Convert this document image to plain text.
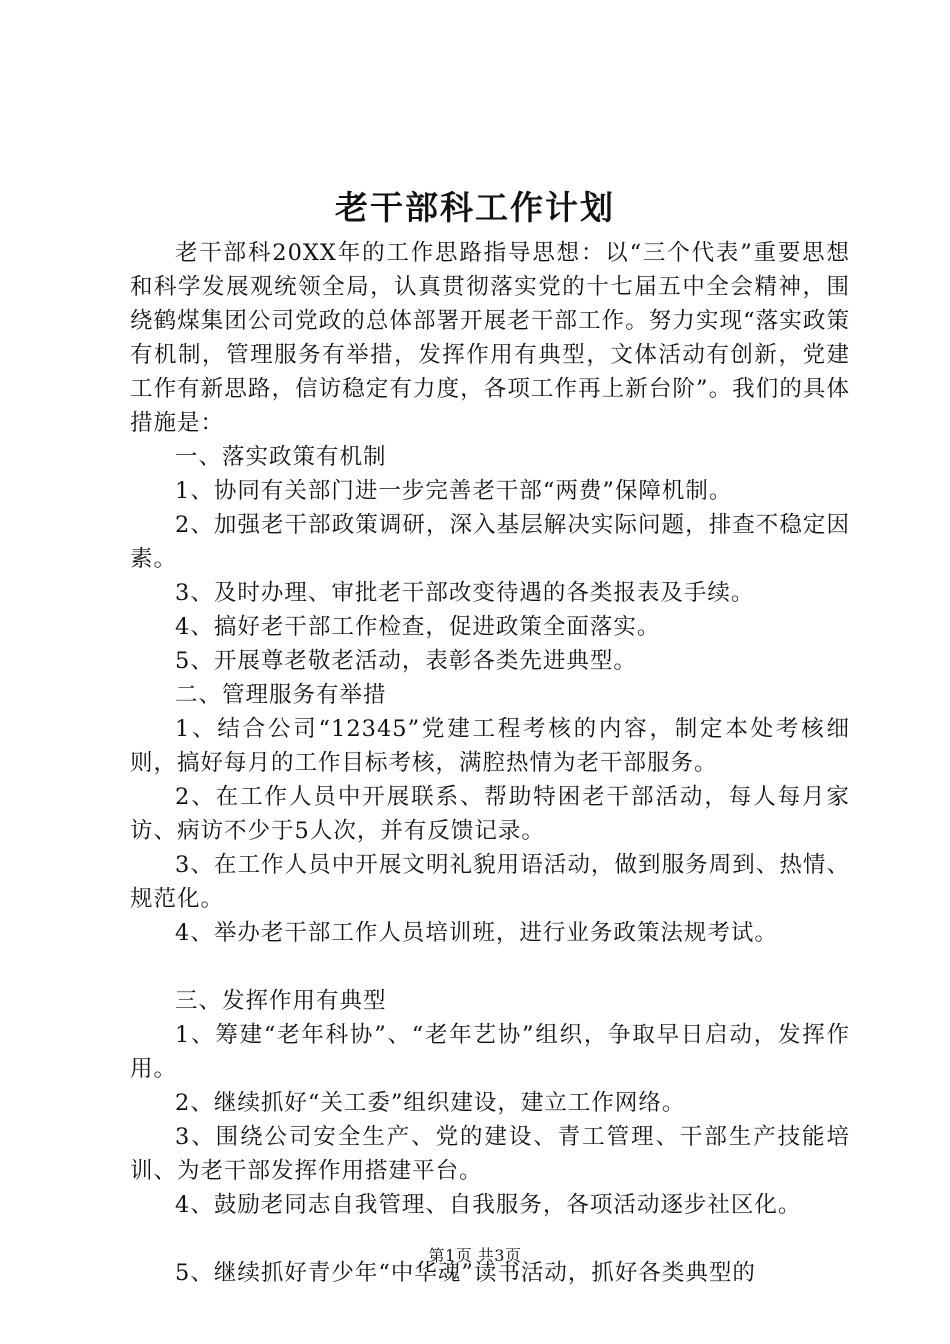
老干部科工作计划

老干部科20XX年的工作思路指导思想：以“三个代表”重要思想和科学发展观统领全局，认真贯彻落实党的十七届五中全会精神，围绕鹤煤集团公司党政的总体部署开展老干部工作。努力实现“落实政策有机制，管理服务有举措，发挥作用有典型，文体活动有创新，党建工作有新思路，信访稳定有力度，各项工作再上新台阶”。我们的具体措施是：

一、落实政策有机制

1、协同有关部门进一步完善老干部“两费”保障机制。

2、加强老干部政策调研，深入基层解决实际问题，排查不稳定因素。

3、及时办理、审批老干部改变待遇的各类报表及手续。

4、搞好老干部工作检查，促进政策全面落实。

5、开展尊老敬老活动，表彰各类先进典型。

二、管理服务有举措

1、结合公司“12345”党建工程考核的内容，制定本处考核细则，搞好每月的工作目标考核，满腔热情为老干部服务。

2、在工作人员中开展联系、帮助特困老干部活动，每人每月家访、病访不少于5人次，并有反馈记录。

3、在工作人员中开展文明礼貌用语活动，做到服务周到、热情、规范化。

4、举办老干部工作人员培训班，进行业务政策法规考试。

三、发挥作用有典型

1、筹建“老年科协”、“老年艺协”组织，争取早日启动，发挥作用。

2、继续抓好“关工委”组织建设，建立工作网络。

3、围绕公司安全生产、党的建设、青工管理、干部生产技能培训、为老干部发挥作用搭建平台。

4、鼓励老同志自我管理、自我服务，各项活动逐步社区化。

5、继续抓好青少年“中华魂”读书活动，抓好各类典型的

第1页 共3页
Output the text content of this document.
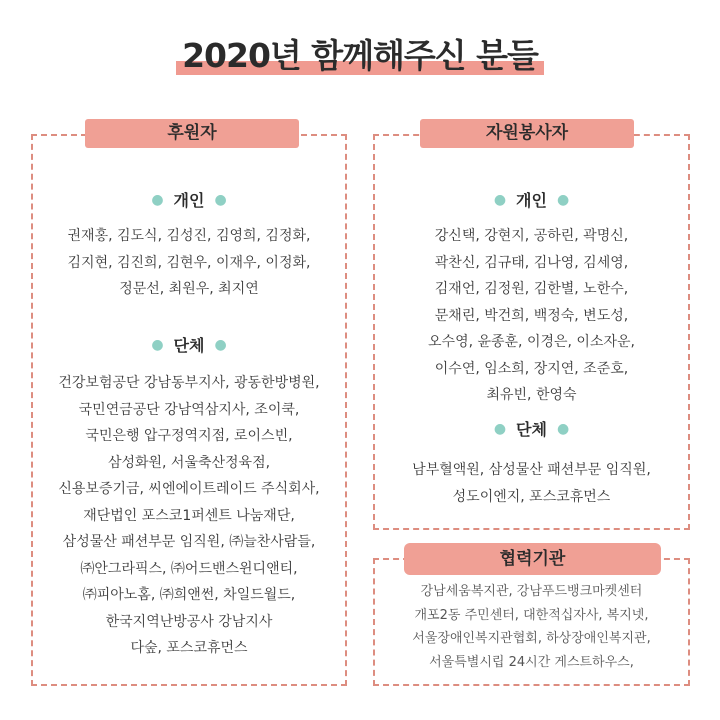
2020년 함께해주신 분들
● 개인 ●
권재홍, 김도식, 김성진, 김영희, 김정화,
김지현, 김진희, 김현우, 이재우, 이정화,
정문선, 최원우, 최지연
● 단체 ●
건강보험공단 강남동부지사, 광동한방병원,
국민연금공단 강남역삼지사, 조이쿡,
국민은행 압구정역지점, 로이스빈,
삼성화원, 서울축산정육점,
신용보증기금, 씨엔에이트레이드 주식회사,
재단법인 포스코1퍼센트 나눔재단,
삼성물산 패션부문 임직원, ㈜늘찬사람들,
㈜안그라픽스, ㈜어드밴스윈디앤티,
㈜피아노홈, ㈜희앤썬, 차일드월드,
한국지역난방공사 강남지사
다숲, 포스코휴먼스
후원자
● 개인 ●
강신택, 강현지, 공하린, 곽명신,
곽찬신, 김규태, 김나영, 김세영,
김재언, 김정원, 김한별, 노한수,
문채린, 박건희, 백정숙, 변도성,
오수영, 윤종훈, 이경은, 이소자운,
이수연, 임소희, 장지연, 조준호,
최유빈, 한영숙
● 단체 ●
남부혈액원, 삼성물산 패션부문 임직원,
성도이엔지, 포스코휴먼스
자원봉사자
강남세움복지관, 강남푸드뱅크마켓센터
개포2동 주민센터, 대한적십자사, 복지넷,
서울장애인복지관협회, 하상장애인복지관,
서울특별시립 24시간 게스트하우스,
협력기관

◆ **TASK BRIEF**
Retype only the lines above from the one with "Output the text content of this document." through the last, both ends included, keeping every picture out of the copy.

◆ **SOLUTION TO THE EXERCISE**
Output the text content of this document.
2020년 함께해주신 분들
● 개인 ●
권재홍, 김도식, 김성진, 김영희, 김정화,
김지현, 김진희, 김현우, 이재우, 이정화,
정문선, 최원우, 최지연
● 단체 ●
건강보험공단 강남동부지사, 광동한방병원,
국민연금공단 강남역삼지사, 조이쿡,
국민은행 압구정역지점, 로이스빈,
삼성화원, 서울축산정육점,
신용보증기금, 씨엔에이트레이드 주식회사,
재단법인 포스코1퍼센트 나눔재단,
삼성물산 패션부문 임직원, ㈜늘찬사람들,
㈜안그라픽스, ㈜어드밴스윈디앤티,
㈜피아노홈, ㈜희앤썬, 차일드월드,
한국지역난방공사 강남지사
다숲, 포스코휴먼스
후원자
● 개인 ●
강신택, 강현지, 공하린, 곽명신,
곽찬신, 김규태, 김나영, 김세영,
김재언, 김정원, 김한별, 노한수,
문채린, 박건희, 백정숙, 변도성,
오수영, 윤종훈, 이경은, 이소자운,
이수연, 임소희, 장지연, 조준호,
최유빈, 한영숙
● 단체 ●
남부혈액원, 삼성물산 패션부문 임직원,
성도이엔지, 포스코휴먼스
자원봉사자
강남세움복지관, 강남푸드뱅크마켓센터
개포2동 주민센터, 대한적십자사, 복지넷,
서울장애인복지관협회, 하상장애인복지관,
서울특별시립 24시간 게스트하우스,
협력기관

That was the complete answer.